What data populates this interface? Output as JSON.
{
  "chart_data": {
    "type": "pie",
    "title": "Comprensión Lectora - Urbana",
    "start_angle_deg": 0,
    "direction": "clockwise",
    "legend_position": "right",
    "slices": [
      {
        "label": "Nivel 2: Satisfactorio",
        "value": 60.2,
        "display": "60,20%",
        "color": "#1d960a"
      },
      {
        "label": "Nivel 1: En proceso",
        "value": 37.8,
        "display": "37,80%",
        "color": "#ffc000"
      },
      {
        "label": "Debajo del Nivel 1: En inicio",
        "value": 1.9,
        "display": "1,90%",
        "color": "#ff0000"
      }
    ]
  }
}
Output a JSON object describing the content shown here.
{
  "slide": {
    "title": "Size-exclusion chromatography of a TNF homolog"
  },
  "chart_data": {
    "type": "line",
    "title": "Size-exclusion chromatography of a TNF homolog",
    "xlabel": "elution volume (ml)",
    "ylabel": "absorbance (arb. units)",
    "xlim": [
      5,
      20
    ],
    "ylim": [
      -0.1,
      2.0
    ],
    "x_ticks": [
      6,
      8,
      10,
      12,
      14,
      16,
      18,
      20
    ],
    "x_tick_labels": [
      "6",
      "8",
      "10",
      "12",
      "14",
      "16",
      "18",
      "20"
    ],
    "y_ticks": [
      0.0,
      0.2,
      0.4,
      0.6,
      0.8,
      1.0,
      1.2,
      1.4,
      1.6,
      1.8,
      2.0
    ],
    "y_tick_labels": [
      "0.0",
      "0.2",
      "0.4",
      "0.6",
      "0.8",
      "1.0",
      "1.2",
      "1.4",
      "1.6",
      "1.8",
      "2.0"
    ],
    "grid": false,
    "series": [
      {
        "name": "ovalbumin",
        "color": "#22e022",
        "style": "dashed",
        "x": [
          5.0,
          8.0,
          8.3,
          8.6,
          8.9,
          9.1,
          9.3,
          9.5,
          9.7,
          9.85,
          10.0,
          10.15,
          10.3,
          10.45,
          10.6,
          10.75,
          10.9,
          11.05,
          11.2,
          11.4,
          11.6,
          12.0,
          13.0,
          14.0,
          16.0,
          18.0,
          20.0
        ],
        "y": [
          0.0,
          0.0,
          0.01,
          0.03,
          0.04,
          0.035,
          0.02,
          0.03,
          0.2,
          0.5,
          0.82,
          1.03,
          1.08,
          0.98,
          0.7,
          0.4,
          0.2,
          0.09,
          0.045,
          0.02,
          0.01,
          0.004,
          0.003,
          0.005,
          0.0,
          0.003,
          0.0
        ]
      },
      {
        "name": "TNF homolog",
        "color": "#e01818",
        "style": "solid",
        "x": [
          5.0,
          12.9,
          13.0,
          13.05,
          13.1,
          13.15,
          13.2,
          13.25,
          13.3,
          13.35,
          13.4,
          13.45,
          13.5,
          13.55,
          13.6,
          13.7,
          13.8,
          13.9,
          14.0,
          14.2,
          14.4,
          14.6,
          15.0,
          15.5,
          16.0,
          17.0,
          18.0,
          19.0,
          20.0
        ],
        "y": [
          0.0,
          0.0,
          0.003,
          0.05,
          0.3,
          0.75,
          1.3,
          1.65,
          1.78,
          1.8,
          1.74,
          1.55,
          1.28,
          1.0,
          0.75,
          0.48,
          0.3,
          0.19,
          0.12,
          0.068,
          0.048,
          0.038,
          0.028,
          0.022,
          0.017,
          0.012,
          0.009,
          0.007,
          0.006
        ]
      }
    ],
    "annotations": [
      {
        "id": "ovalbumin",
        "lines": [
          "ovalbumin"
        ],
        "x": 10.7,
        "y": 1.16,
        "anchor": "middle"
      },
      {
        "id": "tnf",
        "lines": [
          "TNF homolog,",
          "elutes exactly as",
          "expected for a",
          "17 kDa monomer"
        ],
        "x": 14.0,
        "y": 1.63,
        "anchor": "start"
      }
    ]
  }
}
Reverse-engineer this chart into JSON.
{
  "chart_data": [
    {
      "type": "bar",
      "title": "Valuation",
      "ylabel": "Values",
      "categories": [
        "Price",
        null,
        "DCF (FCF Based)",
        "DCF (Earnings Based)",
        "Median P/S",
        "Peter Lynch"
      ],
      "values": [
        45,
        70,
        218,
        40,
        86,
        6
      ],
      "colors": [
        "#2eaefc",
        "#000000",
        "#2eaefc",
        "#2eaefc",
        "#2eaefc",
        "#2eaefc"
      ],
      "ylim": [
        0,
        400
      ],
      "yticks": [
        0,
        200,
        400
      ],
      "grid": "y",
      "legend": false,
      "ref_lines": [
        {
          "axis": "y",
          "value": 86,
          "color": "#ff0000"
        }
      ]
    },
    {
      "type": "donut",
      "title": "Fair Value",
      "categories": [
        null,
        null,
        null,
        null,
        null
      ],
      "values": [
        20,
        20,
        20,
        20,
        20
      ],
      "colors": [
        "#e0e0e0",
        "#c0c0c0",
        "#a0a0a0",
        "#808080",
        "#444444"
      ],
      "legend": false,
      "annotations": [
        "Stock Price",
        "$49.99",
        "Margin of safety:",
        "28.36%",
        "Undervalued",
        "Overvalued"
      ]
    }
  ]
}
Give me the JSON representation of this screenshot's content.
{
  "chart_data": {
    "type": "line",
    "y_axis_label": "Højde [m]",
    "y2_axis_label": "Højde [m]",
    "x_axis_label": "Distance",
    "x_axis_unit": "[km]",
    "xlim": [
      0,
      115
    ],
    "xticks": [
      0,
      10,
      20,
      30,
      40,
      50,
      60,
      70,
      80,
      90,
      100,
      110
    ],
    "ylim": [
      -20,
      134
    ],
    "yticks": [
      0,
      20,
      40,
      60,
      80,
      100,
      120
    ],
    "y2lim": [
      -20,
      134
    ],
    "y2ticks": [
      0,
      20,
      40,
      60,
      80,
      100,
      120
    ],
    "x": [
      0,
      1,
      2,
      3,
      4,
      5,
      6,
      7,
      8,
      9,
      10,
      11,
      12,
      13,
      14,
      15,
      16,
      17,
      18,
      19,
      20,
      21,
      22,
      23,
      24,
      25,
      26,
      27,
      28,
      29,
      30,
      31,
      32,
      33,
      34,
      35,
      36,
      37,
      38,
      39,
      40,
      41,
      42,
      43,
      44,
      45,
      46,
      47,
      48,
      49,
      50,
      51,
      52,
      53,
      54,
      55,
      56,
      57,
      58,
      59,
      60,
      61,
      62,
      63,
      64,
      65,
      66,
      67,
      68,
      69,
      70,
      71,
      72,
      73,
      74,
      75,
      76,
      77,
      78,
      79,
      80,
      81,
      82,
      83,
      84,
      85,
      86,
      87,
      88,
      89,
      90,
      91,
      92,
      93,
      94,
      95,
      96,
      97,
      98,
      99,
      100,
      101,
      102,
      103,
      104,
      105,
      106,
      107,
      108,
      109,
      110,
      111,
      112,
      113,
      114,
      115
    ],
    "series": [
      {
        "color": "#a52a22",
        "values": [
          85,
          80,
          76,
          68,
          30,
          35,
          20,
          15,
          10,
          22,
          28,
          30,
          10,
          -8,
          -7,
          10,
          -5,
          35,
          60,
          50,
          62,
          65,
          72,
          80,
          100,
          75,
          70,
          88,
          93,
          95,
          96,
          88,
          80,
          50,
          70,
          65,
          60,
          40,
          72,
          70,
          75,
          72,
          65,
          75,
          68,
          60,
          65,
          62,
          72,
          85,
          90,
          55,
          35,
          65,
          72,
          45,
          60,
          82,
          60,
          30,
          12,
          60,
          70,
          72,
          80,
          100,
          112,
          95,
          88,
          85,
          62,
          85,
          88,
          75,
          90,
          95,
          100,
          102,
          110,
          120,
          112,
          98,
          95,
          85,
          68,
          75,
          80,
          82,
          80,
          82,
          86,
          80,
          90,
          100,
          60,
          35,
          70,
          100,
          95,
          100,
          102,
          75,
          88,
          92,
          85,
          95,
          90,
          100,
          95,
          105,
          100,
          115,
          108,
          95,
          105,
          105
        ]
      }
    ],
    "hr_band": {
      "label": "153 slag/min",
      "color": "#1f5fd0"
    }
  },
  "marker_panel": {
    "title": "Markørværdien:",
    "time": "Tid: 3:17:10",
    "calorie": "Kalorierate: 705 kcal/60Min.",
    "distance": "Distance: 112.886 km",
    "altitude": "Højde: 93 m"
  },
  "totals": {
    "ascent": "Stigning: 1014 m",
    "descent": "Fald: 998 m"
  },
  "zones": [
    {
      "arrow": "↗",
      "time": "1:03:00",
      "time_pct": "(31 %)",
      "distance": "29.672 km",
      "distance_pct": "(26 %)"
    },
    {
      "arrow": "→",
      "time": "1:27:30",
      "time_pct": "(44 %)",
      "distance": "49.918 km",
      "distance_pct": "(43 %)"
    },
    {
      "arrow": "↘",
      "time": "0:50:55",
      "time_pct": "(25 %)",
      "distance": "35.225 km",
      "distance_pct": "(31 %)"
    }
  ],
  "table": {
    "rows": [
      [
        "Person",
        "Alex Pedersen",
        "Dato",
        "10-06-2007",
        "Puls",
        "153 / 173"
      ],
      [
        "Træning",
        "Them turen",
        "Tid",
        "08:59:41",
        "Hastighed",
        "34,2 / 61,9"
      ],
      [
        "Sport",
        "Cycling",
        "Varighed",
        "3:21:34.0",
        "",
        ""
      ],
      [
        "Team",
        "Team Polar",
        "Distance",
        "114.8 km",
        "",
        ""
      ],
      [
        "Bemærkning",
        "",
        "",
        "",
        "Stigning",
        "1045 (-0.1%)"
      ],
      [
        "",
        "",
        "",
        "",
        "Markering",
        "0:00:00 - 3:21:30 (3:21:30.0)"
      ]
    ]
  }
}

:::

__The request__: Go over the records above and tally the lines with the word "JSON" in them. Give the number alone.

__Reply__: 4